▸ **Task objective**
Retype the records below word for word and omit any image.

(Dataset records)
>> start
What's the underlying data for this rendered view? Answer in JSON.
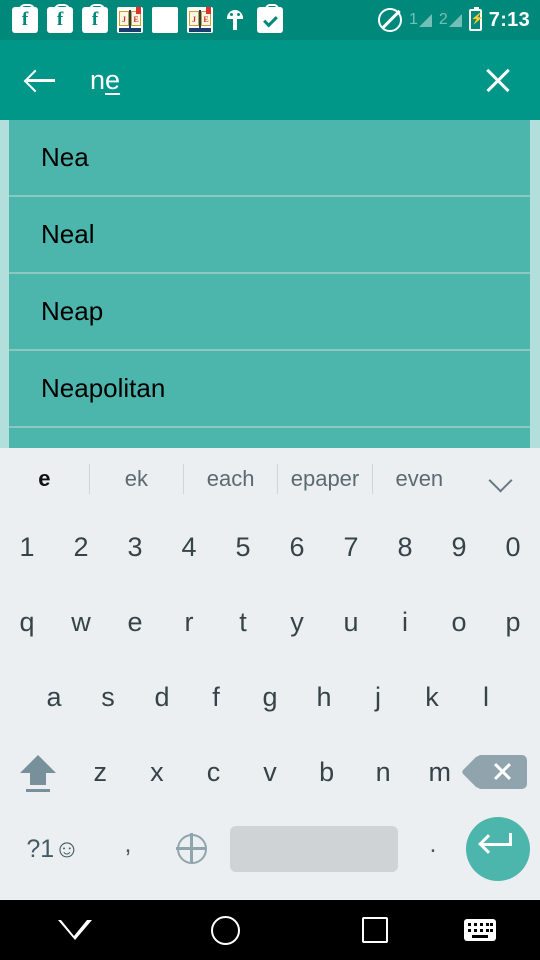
{
  "statusbar": {
    "notifications": [
      {
        "name": "facebook-notification-icon",
        "label": "f"
      },
      {
        "name": "facebook-notification-icon",
        "label": "f"
      },
      {
        "name": "facebook-notification-icon",
        "label": "f"
      },
      {
        "name": "dictionary-book-icon",
        "page_left": "J",
        "page_right": "E"
      },
      {
        "name": "white-square-notification-icon",
        "label": ""
      },
      {
        "name": "dictionary-book-icon",
        "page_left": "J",
        "page_right": "E"
      },
      {
        "name": "android-robot-icon",
        "label": ""
      },
      {
        "name": "clipboard-check-icon",
        "label": ""
      }
    ],
    "dnd_icon": "do-not-disturb-icon",
    "sim1_label": "1",
    "sim2_label": "2",
    "battery_icon": "battery-charging-icon",
    "time": "7:13"
  },
  "toolbar": {
    "back_icon": "back-arrow-icon",
    "query_committed": "n",
    "query_composing": "e",
    "query_full": "ne",
    "clear_icon": "close-icon",
    "accent_color": "#009688"
  },
  "suggestions": {
    "background_color": "#b2dfdb",
    "item_color": "#4db6ac",
    "items": [
      {
        "word": "Nea"
      },
      {
        "word": "Neal"
      },
      {
        "word": "Neap"
      },
      {
        "word": "Neapolitan"
      },
      {
        "word": ""
      }
    ]
  },
  "keyboard": {
    "suggestion_strip": {
      "words": [
        "e",
        "ek",
        "each",
        "epaper",
        "even"
      ],
      "expand_icon": "chevron-down-icon"
    },
    "row_numbers": [
      "1",
      "2",
      "3",
      "4",
      "5",
      "6",
      "7",
      "8",
      "9",
      "0"
    ],
    "row_top": [
      "q",
      "w",
      "e",
      "r",
      "t",
      "y",
      "u",
      "i",
      "o",
      "p"
    ],
    "row_home": [
      "a",
      "s",
      "d",
      "f",
      "g",
      "h",
      "j",
      "k",
      "l"
    ],
    "row_bottom": [
      "z",
      "x",
      "c",
      "v",
      "b",
      "n",
      "m"
    ],
    "shift_icon": "shift-key-icon",
    "backspace_icon": "backspace-key-icon",
    "symbols_label": "?1☺",
    "comma_label": ",",
    "globe_icon": "language-globe-icon",
    "space_label": "",
    "period_label": ".",
    "enter_icon": "enter-key-icon",
    "enter_color": "#4db6ac"
  },
  "navbar": {
    "back_icon": "back-triangle-icon",
    "home_icon": "home-circle-icon",
    "recents_icon": "recents-square-icon",
    "keyboard_switcher_icon": "keyboard-switcher-icon"
  }
}
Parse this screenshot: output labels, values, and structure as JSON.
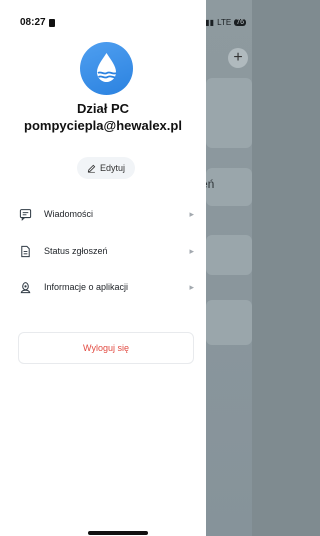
{
  "status_bar": {
    "time": "08:27",
    "network": "LTE",
    "battery": "76"
  },
  "profile": {
    "name": "Dział PC",
    "email": "pompyciepla@hewalex.pl",
    "edit_label": "Edytuj"
  },
  "menu": {
    "items": [
      {
        "label": "Wiadomości",
        "icon": "message-icon"
      },
      {
        "label": "Status zgłoszeń",
        "icon": "document-icon"
      },
      {
        "label": "Informacje o aplikacji",
        "icon": "info-icon"
      }
    ]
  },
  "logout_label": "Wyloguj się",
  "background": {
    "partial_text": "eń",
    "plus": "+"
  },
  "colors": {
    "accent": "#2b82e0",
    "logout": "#e24b42"
  }
}
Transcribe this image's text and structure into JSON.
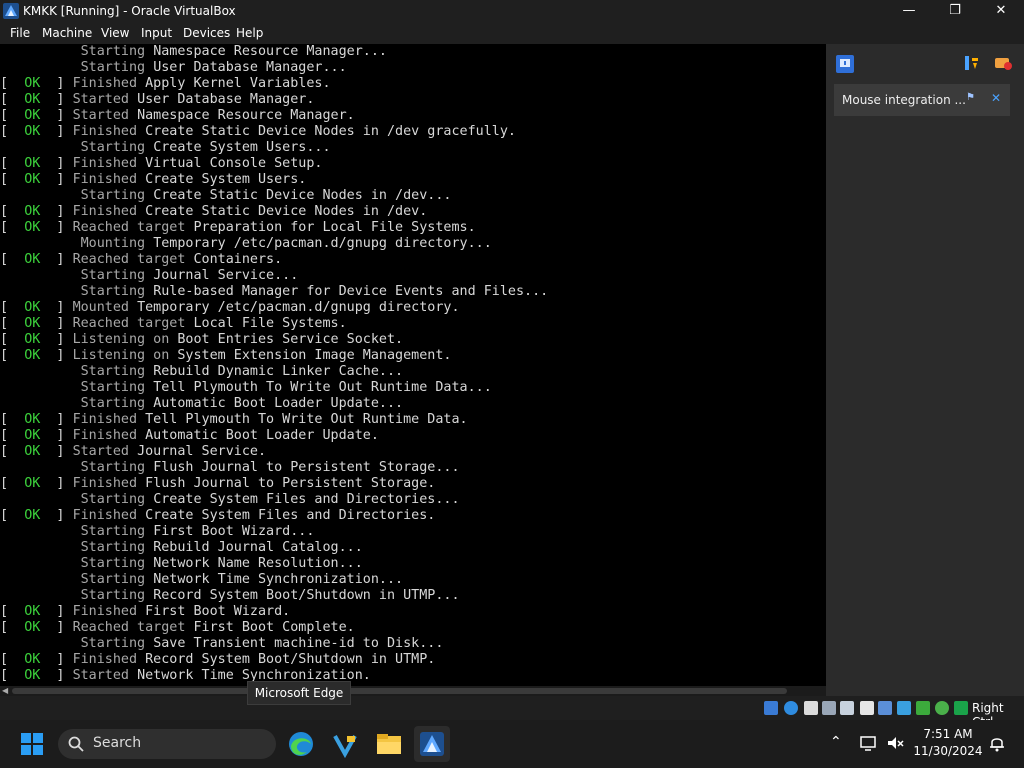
>> end
▸ **Correct result**
What's the underlying data for this rendered view? Answer in JSON.
{
  "statusbar": {
    "notifications": [
      {
        "name": "facebook-notification-icon",
        "label": "f"
      },
      {
        "name": "facebook-notification-icon",
        "label": "f"
      },
      {
        "name": "facebook-notification-icon",
        "label": "f"
      },
      {
        "name": "dictionary-book-icon",
        "page_left": "J",
        "page_right": "E"
      },
      {
        "name": "white-square-notification-icon",
        "label": ""
      },
      {
        "name": "dictionary-book-icon",
        "page_left": "J",
        "page_right": "E"
      },
      {
        "name": "android-robot-icon",
        "label": ""
      },
      {
        "name": "clipboard-check-icon",
        "label": ""
      }
    ],
    "dnd_icon": "do-not-disturb-icon",
    "sim1_label": "1",
    "sim2_label": "2",
    "battery_icon": "battery-charging-icon",
    "time": "7:13"
  },
  "toolbar": {
    "back_icon": "back-arrow-icon",
    "query_committed": "n",
    "query_composing": "e",
    "query_full": "ne",
    "clear_icon": "close-icon",
    "accent_color": "#009688"
  },
  "suggestions": {
    "background_color": "#b2dfdb",
    "item_color": "#4db6ac",
    "items": [
      {
        "word": "Nea"
      },
      {
        "word": "Neal"
      },
      {
        "word": "Neap"
      },
      {
        "word": "Neapolitan"
      },
      {
        "word": ""
      }
    ]
  },
  "keyboard": {
    "suggestion_strip": {
      "words": [
        "e",
        "ek",
        "each",
        "epaper",
        "even"
      ],
      "expand_icon": "chevron-down-icon"
    },
    "row_numbers": [
      "1",
      "2",
      "3",
      "4",
      "5",
      "6",
      "7",
      "8",
      "9",
      "0"
    ],
    "row_top": [
      "q",
      "w",
      "e",
      "r",
      "t",
      "y",
      "u",
      "i",
      "o",
      "p"
    ],
    "row_home": [
      "a",
      "s",
      "d",
      "f",
      "g",
      "h",
      "j",
      "k",
      "l"
    ],
    "row_bottom": [
      "z",
      "x",
      "c",
      "v",
      "b",
      "n",
      "m"
    ],
    "shift_icon": "shift-key-icon",
    "backspace_icon": "backspace-key-icon",
    "symbols_label": "?1☺",
    "comma_label": ",",
    "globe_icon": "language-globe-icon",
    "space_label": "",
    "period_label": ".",
    "enter_icon": "enter-key-icon",
    "enter_color": "#4db6ac"
  },
  "navbar": {
    "back_icon": "back-triangle-icon",
    "home_icon": "home-circle-icon",
    "recents_icon": "recents-square-icon",
    "keyboard_switcher_icon": "keyboard-switcher-icon"
  }
}
Parse this screenshot: output labels, values, and structure as JSON.
{
  "status_bar": {
    "time": "08:27",
    "network": "LTE",
    "battery": "76"
  },
  "profile": {
    "name": "Dział PC",
    "email": "pompyciepla@hewalex.pl",
    "edit_label": "Edytuj"
  },
  "menu": {
    "items": [
      {
        "label": "Wiadomości",
        "icon": "message-icon"
      },
      {
        "label": "Status zgłoszeń",
        "icon": "document-icon"
      },
      {
        "label": "Informacje o aplikacji",
        "icon": "info-icon"
      }
    ]
  },
  "logout_label": "Wyloguj się",
  "background": {
    "partial_text": "eń",
    "plus": "+"
  },
  "colors": {
    "accent": "#2b82e0",
    "logout": "#e24b42"
  }
}
Transcribe this image's text and structure into JSON.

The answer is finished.